▸ **GOAL**:
The data below should be printed in full, exactly, and without any of its images.

[start LISTING]

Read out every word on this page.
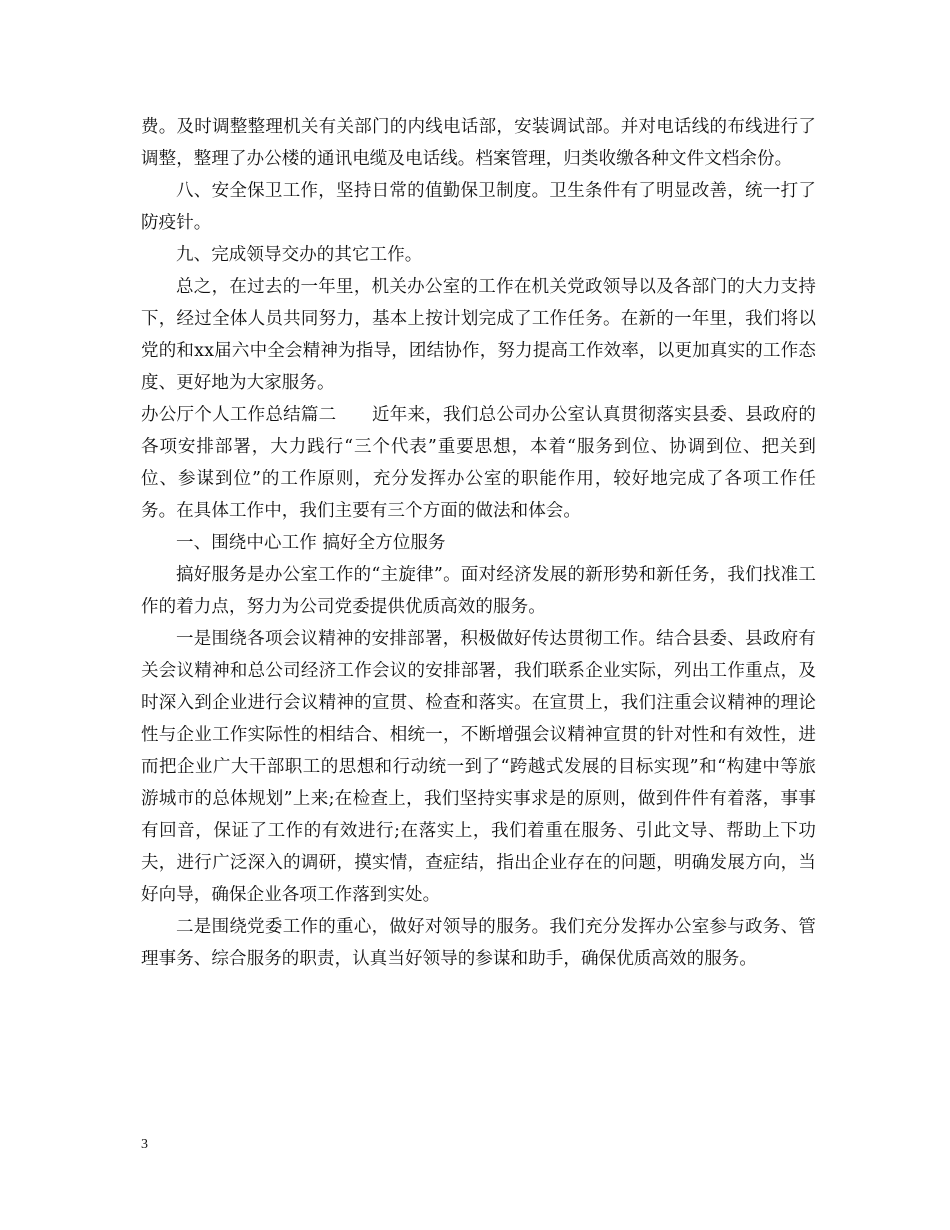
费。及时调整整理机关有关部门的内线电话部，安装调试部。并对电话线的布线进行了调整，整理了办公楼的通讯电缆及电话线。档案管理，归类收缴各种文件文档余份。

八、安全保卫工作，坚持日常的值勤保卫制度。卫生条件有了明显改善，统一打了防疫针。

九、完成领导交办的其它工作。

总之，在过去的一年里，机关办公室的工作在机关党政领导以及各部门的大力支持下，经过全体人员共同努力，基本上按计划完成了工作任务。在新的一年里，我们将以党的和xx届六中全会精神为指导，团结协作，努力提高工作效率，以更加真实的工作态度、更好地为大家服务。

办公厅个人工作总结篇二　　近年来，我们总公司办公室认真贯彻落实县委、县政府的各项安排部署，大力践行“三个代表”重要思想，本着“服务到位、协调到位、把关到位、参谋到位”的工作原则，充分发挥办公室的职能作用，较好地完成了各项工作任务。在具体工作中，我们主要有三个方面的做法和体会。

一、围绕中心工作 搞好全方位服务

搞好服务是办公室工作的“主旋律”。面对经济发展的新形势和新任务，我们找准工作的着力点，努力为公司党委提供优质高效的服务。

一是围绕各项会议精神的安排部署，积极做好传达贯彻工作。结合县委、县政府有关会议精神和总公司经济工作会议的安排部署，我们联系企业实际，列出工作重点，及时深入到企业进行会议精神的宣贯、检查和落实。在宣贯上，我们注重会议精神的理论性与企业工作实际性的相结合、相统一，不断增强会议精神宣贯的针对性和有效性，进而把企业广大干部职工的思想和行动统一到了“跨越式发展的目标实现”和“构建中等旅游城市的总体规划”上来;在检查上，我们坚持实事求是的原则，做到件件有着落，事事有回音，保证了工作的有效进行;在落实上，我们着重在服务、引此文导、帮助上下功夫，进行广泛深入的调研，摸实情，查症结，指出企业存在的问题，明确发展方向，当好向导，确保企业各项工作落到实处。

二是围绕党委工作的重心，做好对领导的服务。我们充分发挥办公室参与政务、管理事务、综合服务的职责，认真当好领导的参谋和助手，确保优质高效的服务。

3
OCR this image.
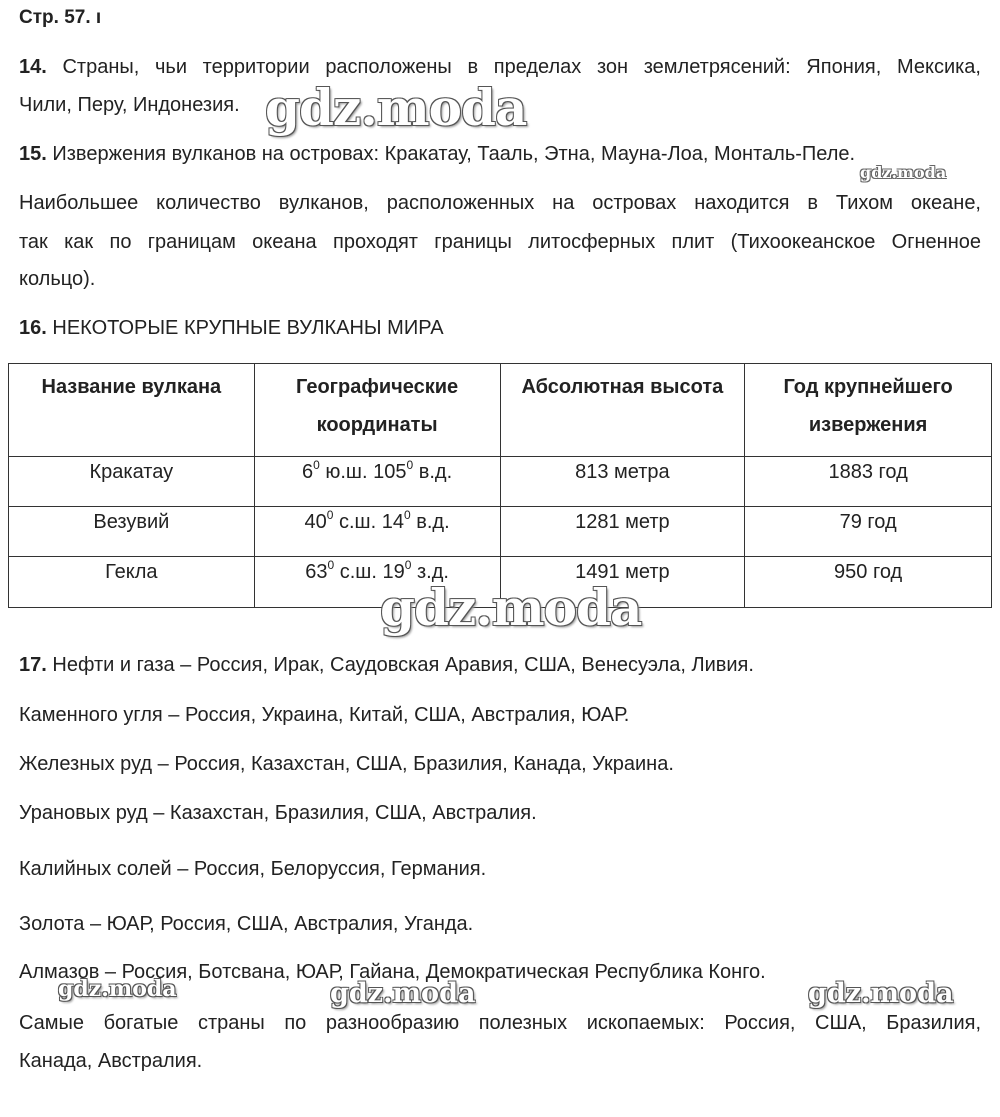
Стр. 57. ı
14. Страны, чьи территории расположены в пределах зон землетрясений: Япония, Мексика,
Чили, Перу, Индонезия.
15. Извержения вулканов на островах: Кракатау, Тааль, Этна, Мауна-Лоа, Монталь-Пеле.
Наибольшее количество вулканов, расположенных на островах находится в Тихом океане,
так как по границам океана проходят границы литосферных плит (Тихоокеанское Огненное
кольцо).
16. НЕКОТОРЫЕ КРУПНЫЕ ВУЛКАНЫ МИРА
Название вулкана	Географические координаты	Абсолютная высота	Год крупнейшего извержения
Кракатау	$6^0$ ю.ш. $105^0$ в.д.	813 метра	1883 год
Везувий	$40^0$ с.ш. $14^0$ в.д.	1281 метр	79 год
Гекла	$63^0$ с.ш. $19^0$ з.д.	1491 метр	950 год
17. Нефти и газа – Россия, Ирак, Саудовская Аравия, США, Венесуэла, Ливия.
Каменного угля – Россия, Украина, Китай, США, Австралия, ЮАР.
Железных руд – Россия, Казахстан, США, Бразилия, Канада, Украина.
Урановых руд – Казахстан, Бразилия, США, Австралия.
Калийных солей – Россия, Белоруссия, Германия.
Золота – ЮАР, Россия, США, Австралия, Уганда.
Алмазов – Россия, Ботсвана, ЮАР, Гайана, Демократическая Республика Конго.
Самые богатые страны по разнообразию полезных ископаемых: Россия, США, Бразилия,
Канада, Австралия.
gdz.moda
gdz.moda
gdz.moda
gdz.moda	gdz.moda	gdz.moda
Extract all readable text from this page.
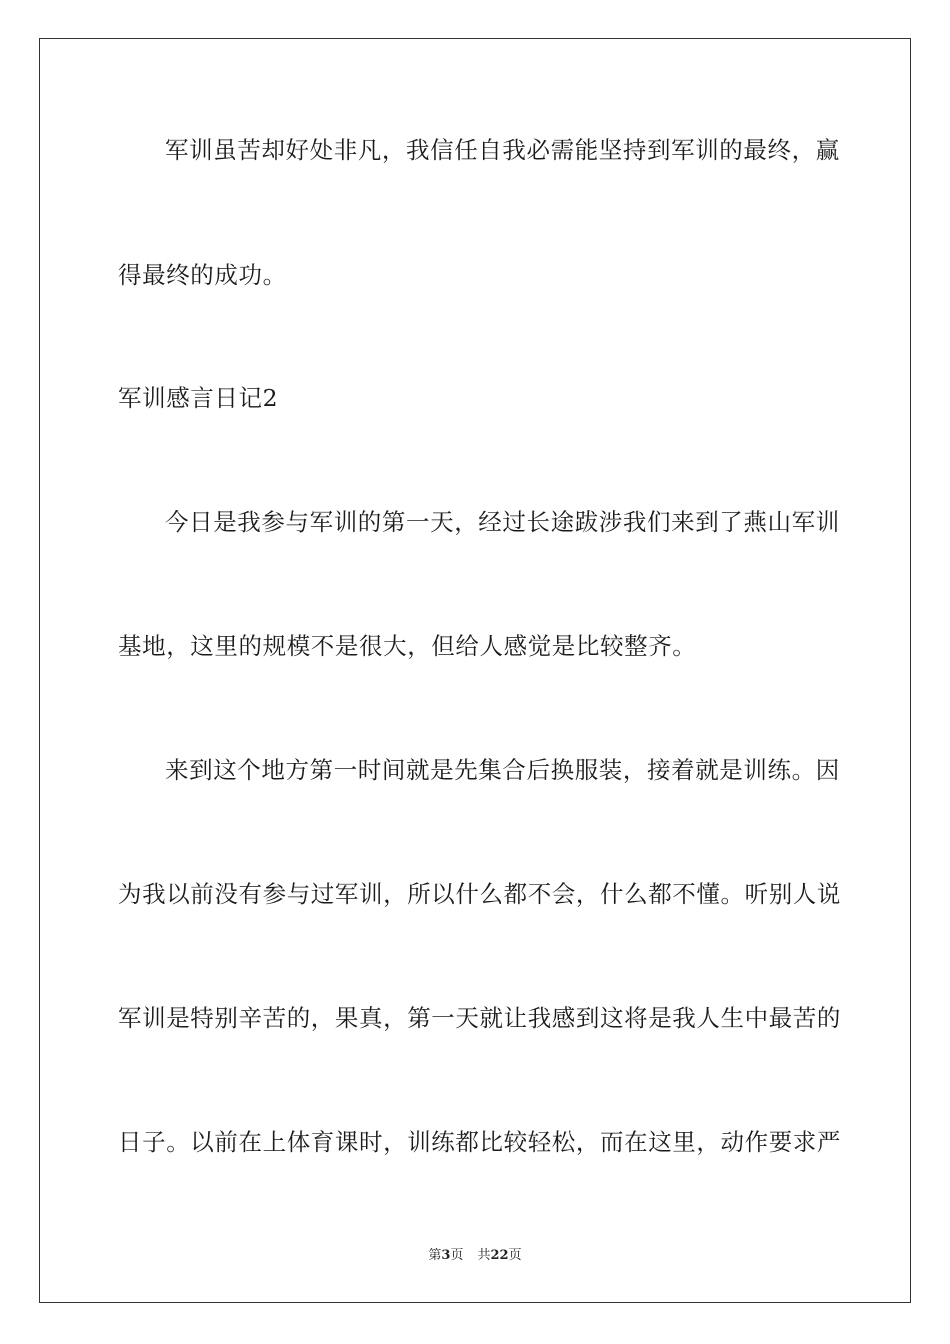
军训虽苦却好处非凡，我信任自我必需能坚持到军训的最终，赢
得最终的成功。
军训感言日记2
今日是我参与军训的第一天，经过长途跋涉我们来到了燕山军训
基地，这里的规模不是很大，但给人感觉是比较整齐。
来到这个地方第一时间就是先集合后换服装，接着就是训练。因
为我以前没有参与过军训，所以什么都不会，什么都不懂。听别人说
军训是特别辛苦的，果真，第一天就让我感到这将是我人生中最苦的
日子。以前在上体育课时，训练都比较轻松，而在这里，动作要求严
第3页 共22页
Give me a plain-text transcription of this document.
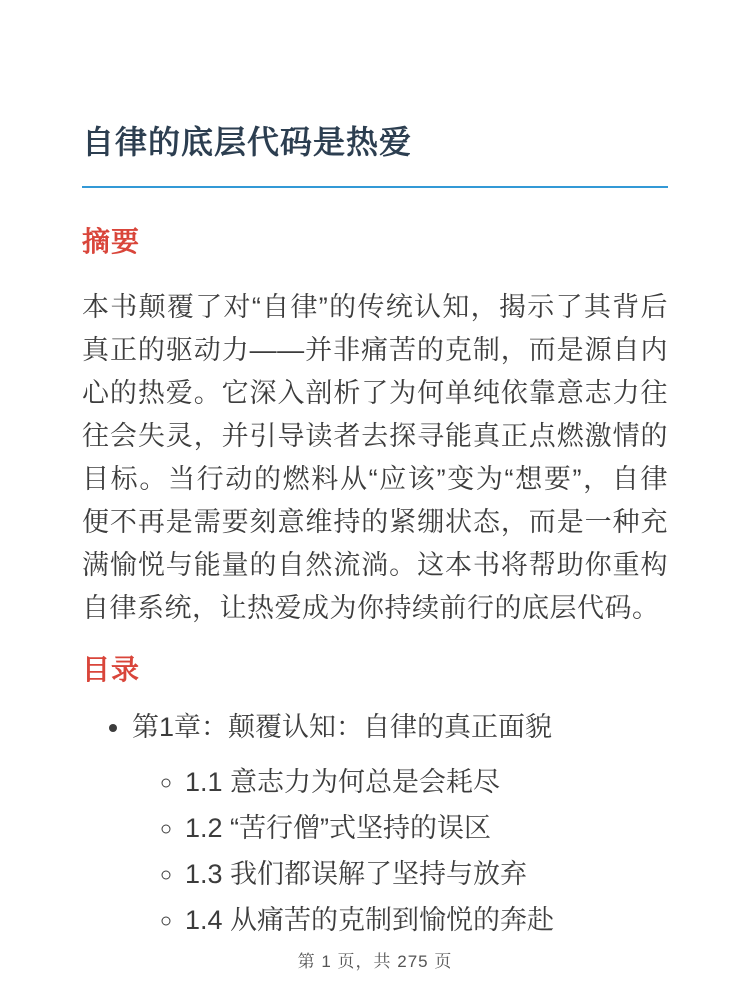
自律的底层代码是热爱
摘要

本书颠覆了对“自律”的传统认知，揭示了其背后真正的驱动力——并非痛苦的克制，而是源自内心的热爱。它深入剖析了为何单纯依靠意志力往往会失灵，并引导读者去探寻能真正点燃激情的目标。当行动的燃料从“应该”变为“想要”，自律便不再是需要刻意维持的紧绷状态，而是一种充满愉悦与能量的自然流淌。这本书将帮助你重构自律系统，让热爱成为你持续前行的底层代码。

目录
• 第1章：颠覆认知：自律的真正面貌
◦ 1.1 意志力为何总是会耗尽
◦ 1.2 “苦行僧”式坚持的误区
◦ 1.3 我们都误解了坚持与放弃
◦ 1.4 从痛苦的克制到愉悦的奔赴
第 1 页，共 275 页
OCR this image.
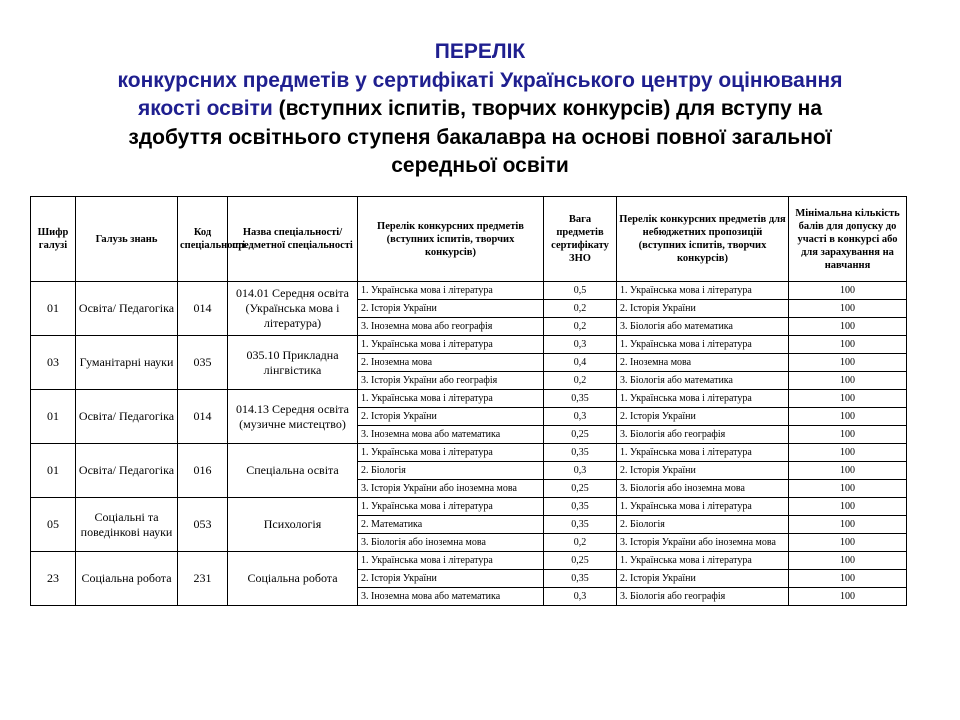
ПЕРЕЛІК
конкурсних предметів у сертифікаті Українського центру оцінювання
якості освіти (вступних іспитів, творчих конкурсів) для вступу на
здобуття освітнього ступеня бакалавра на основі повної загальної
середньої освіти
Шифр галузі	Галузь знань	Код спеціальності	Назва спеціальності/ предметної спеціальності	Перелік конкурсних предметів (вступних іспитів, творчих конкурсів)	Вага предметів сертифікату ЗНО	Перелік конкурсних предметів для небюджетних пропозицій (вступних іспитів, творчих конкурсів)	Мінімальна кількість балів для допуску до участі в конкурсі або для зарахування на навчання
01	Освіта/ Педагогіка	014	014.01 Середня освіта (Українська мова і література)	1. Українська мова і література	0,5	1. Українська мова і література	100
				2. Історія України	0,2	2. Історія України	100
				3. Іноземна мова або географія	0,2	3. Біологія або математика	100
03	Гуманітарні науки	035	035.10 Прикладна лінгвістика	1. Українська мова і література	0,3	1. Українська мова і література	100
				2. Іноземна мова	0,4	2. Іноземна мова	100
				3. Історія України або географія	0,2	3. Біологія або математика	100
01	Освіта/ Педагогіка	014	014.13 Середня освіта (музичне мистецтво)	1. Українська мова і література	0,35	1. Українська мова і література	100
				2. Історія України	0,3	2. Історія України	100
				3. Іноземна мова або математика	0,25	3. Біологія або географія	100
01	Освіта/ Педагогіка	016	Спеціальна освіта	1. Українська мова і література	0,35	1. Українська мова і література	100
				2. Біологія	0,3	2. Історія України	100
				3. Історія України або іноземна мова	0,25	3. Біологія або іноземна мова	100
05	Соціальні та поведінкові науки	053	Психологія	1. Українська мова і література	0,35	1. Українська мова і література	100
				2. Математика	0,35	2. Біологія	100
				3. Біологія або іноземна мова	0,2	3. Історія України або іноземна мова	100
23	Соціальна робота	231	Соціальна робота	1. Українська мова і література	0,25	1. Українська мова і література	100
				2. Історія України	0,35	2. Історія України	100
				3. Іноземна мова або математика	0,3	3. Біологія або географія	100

[end LISTING]

▸ **REPLY TO THE TASK**:
Read out every word on this page.
费。及时调整整理机关有关部门的内线电话部，安装调试部。并对电话线的布线进行了调整，整理了办公楼的通讯电缆及电话线。档案管理，归类收缴各种文件文档余份。

八、安全保卫工作，坚持日常的值勤保卫制度。卫生条件有了明显改善，统一打了防疫针。

九、完成领导交办的其它工作。

总之，在过去的一年里，机关办公室的工作在机关党政领导以及各部门的大力支持下，经过全体人员共同努力，基本上按计划完成了工作任务。在新的一年里，我们将以党的和xx届六中全会精神为指导，团结协作，努力提高工作效率，以更加真实的工作态度、更好地为大家服务。

办公厅个人工作总结篇二　　近年来，我们总公司办公室认真贯彻落实县委、县政府的各项安排部署，大力践行“三个代表”重要思想，本着“服务到位、协调到位、把关到位、参谋到位”的工作原则，充分发挥办公室的职能作用，较好地完成了各项工作任务。在具体工作中，我们主要有三个方面的做法和体会。

一、围绕中心工作 搞好全方位服务

搞好服务是办公室工作的“主旋律”。面对经济发展的新形势和新任务，我们找准工作的着力点，努力为公司党委提供优质高效的服务。

一是围绕各项会议精神的安排部署，积极做好传达贯彻工作。结合县委、县政府有关会议精神和总公司经济工作会议的安排部署，我们联系企业实际，列出工作重点，及时深入到企业进行会议精神的宣贯、检查和落实。在宣贯上，我们注重会议精神的理论性与企业工作实际性的相结合、相统一，不断增强会议精神宣贯的针对性和有效性，进而把企业广大干部职工的思想和行动统一到了“跨越式发展的目标实现”和“构建中等旅游城市的总体规划”上来;在检查上，我们坚持实事求是的原则，做到件件有着落，事事有回音，保证了工作的有效进行;在落实上，我们着重在服务、引此文导、帮助上下功夫，进行广泛深入的调研，摸实情，查症结，指出企业存在的问题，明确发展方向，当好向导，确保企业各项工作落到实处。

二是围绕党委工作的重心，做好对领导的服务。我们充分发挥办公室参与政务、管理事务、综合服务的职责，认真当好领导的参谋和助手，确保优质高效的服务。

3
OCR this image.
Стр. 57. ı
14. Страны, чьи территории расположены в пределах зон землетрясений: Япония, Мексика,
Чили, Перу, Индонезия.
15. Извержения вулканов на островах: Кракатау, Тааль, Этна, Мауна-Лоа, Монталь-Пеле.
Наибольшее количество вулканов, расположенных на островах находится в Тихом океане,
так как по границам океана проходят границы литосферных плит (Тихоокеанское Огненное
кольцо).
16. НЕКОТОРЫЕ КРУПНЫЕ ВУЛКАНЫ МИРА
Название вулкана	Географические координаты	Абсолютная высота	Год крупнейшего извержения
Кракатау	$6^0$ ю.ш. $105^0$ в.д.	813 метра	1883 год
Везувий	$40^0$ с.ш. $14^0$ в.д.	1281 метр	79 год
Гекла	$63^0$ с.ш. $19^0$ з.д.	1491 метр	950 год
17. Нефти и газа – Россия, Ирак, Саудовская Аравия, США, Венесуэла, Ливия.
Каменного угля – Россия, Украина, Китай, США, Австралия, ЮАР.
Железных руд – Россия, Казахстан, США, Бразилия, Канада, Украина.
Урановых руд – Казахстан, Бразилия, США, Австралия.
Калийных солей – Россия, Белоруссия, Германия.
Золота – ЮАР, Россия, США, Австралия, Уганда.
Алмазов – Россия, Ботсвана, ЮАР, Гайана, Демократическая Республика Конго.
Самые богатые страны по разнообразию полезных ископаемых: Россия, США, Бразилия,
Канада, Австралия.
gdz.moda
gdz.moda
gdz.moda
gdz.moda	gdz.moda	gdz.moda
Extract all readable text from this page.
军训虽苦却好处非凡，我信任自我必需能坚持到军训的最终，赢
得最终的成功。
军训感言日记2
今日是我参与军训的第一天，经过长途跋涉我们来到了燕山军训
基地，这里的规模不是很大，但给人感觉是比较整齐。
来到这个地方第一时间就是先集合后换服装，接着就是训练。因
为我以前没有参与过军训，所以什么都不会，什么都不懂。听别人说
军训是特别辛苦的，果真，第一天就让我感到这将是我人生中最苦的
日子。以前在上体育课时，训练都比较轻松，而在这里，动作要求严
第3页 共22页
Give me a plain-text transcription of this document.
自律的底层代码是热爱
摘要

本书颠覆了对“自律”的传统认知，揭示了其背后真正的驱动力——并非痛苦的克制，而是源自内心的热爱。它深入剖析了为何单纯依靠意志力往往会失灵，并引导读者去探寻能真正点燃激情的目标。当行动的燃料从“应该”变为“想要”，自律便不再是需要刻意维持的紧绷状态，而是一种充满愉悦与能量的自然流淌。这本书将帮助你重构自律系统，让热爱成为你持续前行的底层代码。

目录
• 第1章：颠覆认知：自律的真正面貌
◦ 1.1 意志力为何总是会耗尽
◦ 1.2 “苦行僧”式坚持的误区
◦ 1.3 我们都误解了坚持与放弃
◦ 1.4 从痛苦的克制到愉悦的奔赴
第 1 页，共 275 页
OCR this image.
ПЕРЕЛІК
конкурсних предметів у сертифікаті Українського центру оцінювання
якості освіти (вступних іспитів, творчих конкурсів) для вступу на
здобуття освітнього ступеня бакалавра на основі повної загальної
середньої освіти
Шифр галузі	Галузь знань	Код спеціальності	Назва спеціальності/ предметної спеціальності	Перелік конкурсних предметів (вступних іспитів, творчих конкурсів)	Вага предметів сертифікату ЗНО	Перелік конкурсних предметів для небюджетних пропозицій (вступних іспитів, творчих конкурсів)	Мінімальна кількість балів для допуску до участі в конкурсі або для зарахування на навчання
01	Освіта/ Педагогіка	014	014.01 Середня освіта (Українська мова і література)	1. Українська мова і література	0,5	1. Українська мова і література	100
				2. Історія України	0,2	2. Історія України	100
				3. Іноземна мова або географія	0,2	3. Біологія або математика	100
03	Гуманітарні науки	035	035.10 Прикладна лінгвістика	1. Українська мова і література	0,3	1. Українська мова і література	100
				2. Іноземна мова	0,4	2. Іноземна мова	100
				3. Історія України або географія	0,2	3. Біологія або математика	100
01	Освіта/ Педагогіка	014	014.13 Середня освіта (музичне мистецтво)	1. Українська мова і література	0,35	1. Українська мова і література	100
				2. Історія України	0,3	2. Історія України	100
				3. Іноземна мова або математика	0,25	3. Біологія або географія	100
01	Освіта/ Педагогіка	016	Спеціальна освіта	1. Українська мова і література	0,35	1. Українська мова і література	100
				2. Біологія	0,3	2. Історія України	100
				3. Історія України або іноземна мова	0,25	3. Біологія або іноземна мова	100
05	Соціальні та поведінкові науки	053	Психологія	1. Українська мова і література	0,35	1. Українська мова і література	100
				2. Математика	0,35	2. Біологія	100
				3. Біологія або іноземна мова	0,2	3. Історія України або іноземна мова	100
23	Соціальна робота	231	Соціальна робота	1. Українська мова і література	0,25	1. Українська мова і література	100
				2. Історія України	0,35	2. Історія України	100
				3. Іноземна мова або математика	0,3	3. Біологія або географія	100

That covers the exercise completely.